-- BEGIN DATASET RECORDS --
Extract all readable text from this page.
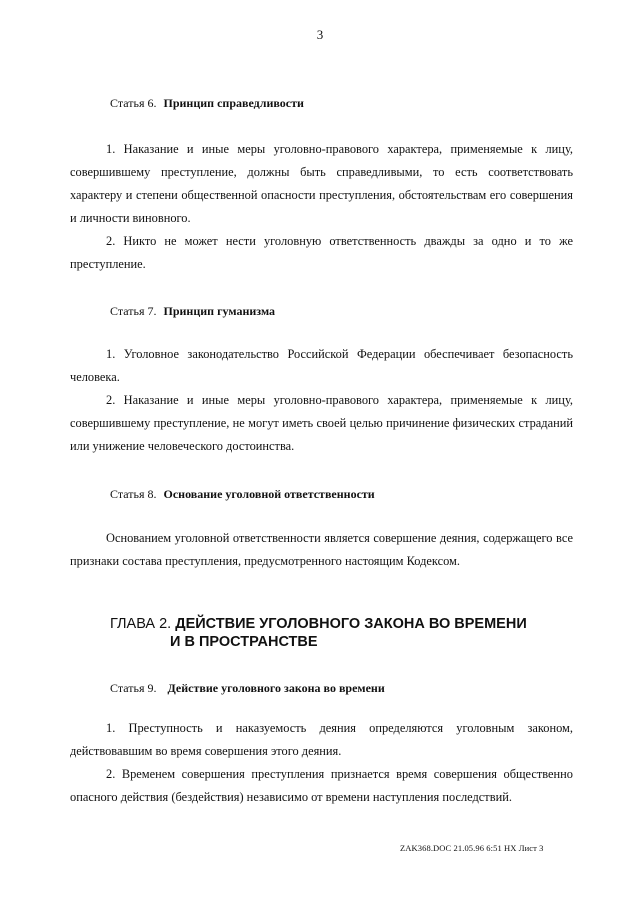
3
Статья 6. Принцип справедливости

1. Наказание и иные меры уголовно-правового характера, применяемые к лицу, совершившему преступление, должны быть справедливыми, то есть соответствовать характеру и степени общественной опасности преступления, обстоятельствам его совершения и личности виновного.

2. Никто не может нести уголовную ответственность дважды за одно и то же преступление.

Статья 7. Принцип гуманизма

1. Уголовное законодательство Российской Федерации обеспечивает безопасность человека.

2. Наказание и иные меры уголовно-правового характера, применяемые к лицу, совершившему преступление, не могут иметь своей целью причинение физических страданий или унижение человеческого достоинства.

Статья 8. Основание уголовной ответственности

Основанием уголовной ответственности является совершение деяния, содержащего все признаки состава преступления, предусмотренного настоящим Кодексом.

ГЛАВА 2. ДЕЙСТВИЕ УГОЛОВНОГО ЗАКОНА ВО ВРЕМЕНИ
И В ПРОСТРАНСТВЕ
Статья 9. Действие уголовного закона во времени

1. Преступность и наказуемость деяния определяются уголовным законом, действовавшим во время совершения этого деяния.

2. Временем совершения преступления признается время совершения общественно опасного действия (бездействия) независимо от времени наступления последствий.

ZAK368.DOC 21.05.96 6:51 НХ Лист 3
-- END DATASET RECORDS --
WORK INSTRUCTIONS: Output nothing but the number of lines in the data containing the string "деяния".

WRITTEN REPLY: 2